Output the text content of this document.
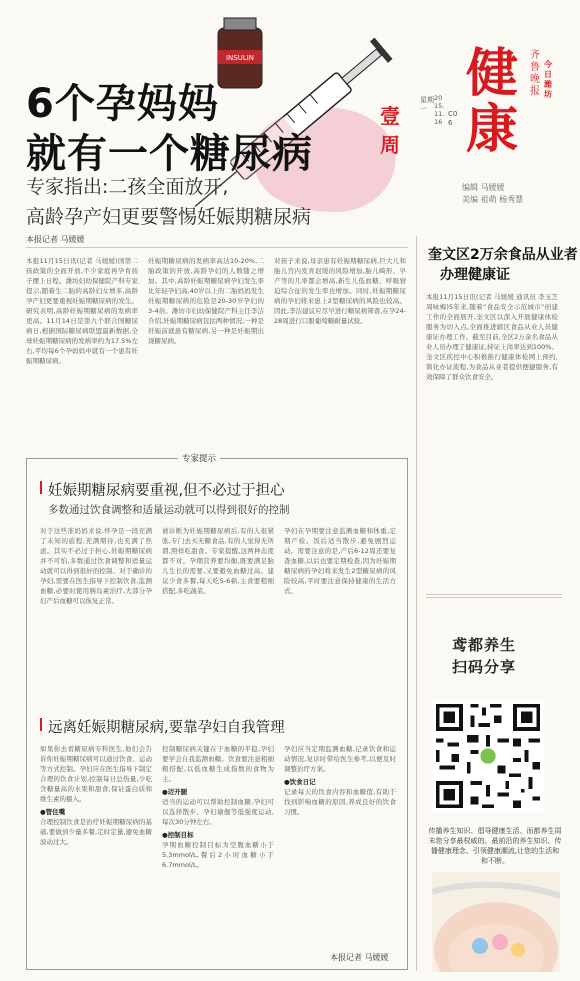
INSULIN
6个孕妈妈
就有一个糖尿病
专家指出:二孩全面放开,
高龄孕产妇更要警惕妊娠期糖尿病
壹
周
星期一
2015.11.16
C06
健
康
齐鲁晚报
今日潍坊
编辑 马媛媛
美编 祖萌 杨秀慧
本报记者 马媛媛
本报11月15日讯(记者 马媛媛)国第二孩政策的全面开放,不少家庭再孕育孩子摆上日程。潍坊妇幼保健院产科专家提示,随着生二胎的高龄妇女增多,高龄孕产妇更要重视妊娠期糖尿病的发生。研究表明,高龄妊娠期糖尿病的发病率更高。11月14日是第九个联合国糖尿病日,根据国际糖尿病联盟最新数据,全球妊娠期糖尿病的发病率约为17.5%左右,平均每6个孕妈妈中就有一个患有妊娠期糖尿病。
妊娠期糖尿病的发病率高达10-20%,二胎政策的开放,高龄孕妇的人数随之增加。其中,高龄妊娠期糖尿病孕妇发生率比年轻孕妇高,40岁以上的二胎妈妈发生妊娠期糖尿病的危险是20-30岁孕妇的3-4倍。潍坊市妇幼保健院产科主任李洁介绍,妊娠期糖尿病包括两种情况,一种是妊娠前就患有糖尿病,另一种是妊娠期出现糖尿病。
对孩子来说,母亲患有妊娠期糖尿病,巨大儿和胎儿宫内发育迟缓的风险增加,胎儿畸形、早产等的几率都会增高,新生儿低血糖、呼吸窘迫综合征的发生率也增加。同时,妊娠期糖尿病的孕妇将来患上2型糖尿病的风险也较高。因此,李洁建议应尽早进行糖尿病筛查,在孕24-28周进行口服葡萄糖耐量试验。
专家提示
妊娠期糖尿病要重视,但不必过于担心
多数通过饮食调整和适量运动就可以得到很好的控制
对于这些准妈妈来说,怀孕是一段充满了未知的旅程,充满期待,也充满了焦虑。其实不必过于担心,妊娠期糖尿病并不可怕,多数通过饮食调整和适量运动就可以得到很好的控制。对于确诊的孕妇,需要在医生指导下控制饮食,监测血糖,必要时使用胰岛素治疗,大部分孕妇产后血糖可以恢复正常。
被诊断为妊娠期糖尿病后,有的人很紧张,专门去买无糖食品,有的人觉得无所谓,照样吃甜食。专家提醒,这两种态度都不对。孕期营养要均衡,既要满足胎儿生长的需要,又要避免血糖过高。建议少食多餐,每天吃5-6顿,主食要粗细搭配,多吃蔬菜。
孕妇在孕期要注意监测血糖和体重,定期产检。饭后适当散步,避免剧烈运动。需要注意的是,产后6-12周还要复查血糖,以后也要定期检查,因为妊娠期糖尿病的孕妇将来发生2型糖尿病的风险较高,平时要注意保持健康的生活方式。
远离妊娠期糖尿病,要靠孕妇自我管理
如果你去看糖尿病专科医生,他们会告诉你妊娠期糖尿病可以通过饮食、运动等方式控制。孕妇应在医生指导下制定合理的饮食计划,控制每日总热量,少吃含糖量高的水果和甜食,保证蛋白质和维生素的摄入。
●管住嘴
合理控制饮食是治疗妊娠期糖尿病的基础,要做到少量多餐,定时定量,避免血糖波动过大。
控制糖尿病关键在于血糖的平稳,孕妇要学会自我监测血糖。饮食要注意粗细粮搭配,以低血糖生成指数的食物为主。
●迈开腿
适当的运动可以帮助控制血糖,孕妇可以选择散步、孕妇瑜伽等低强度运动,每次30分钟左右。
●控制目标
孕期血糖控制目标为空腹血糖小于5.3mmol/L,餐后2小时血糖小于6.7mmol/L。
孕妇应当定期监测血糖,记录饮食和运动情况,复诊时带给医生参考,以便及时调整治疗方案。
●饮食日记
记录每天的饮食内容和血糖值,有助于找到影响血糖的原因,养成良好的饮食习惯。
本报记者 马媛媛
奎文区2万余食品从业者
办理健康证
本报11月15日讯(记者 马媛媛 通讯员 李玉芝 周咏梅)5年来,随着“食品安全示范城市”创建工作的全面展开,奎文区以深入开展健康体检服务为切入点,全面推进辖区食品从业人员健康证办理工作。截至目前,全区2万余名食品从业人员办理了健康证,持证上岗率达到100%。奎文区疾控中心积极推行健康体检网上预约,简化办证流程,为食品从业者提供便捷服务,有效保障了群众饮食安全。
鸢都养生
扫码分享
传播养生知识、倡导健康生活、而都养生周末您分享最权威的、最前沿的养生知识、传播健康理念、引领健康潮流,让您的生活和和不断。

☆ ☆ ☆

> EXERCISE AIM: Make a copy of each line that contains the string "多数通过饮食调整和适量运动就可以得到很好的控制".

> CORRECT RESPONSE:
多数通过饮食调整和适量运动就可以得到很好的控制
对于这些准妈妈来说,怀孕是一段充满了未知的旅程,充满期待,也充满了焦虑。其实不必过于担心,妊娠期糖尿病并不可怕,多数通过饮食调整和适量运动就可以得到很好的控制。对于确诊的孕妇,需要在医生指导下控制饮食,监测血糖,必要时使用胰岛素治疗,大部分孕妇产后血糖可以恢复正常。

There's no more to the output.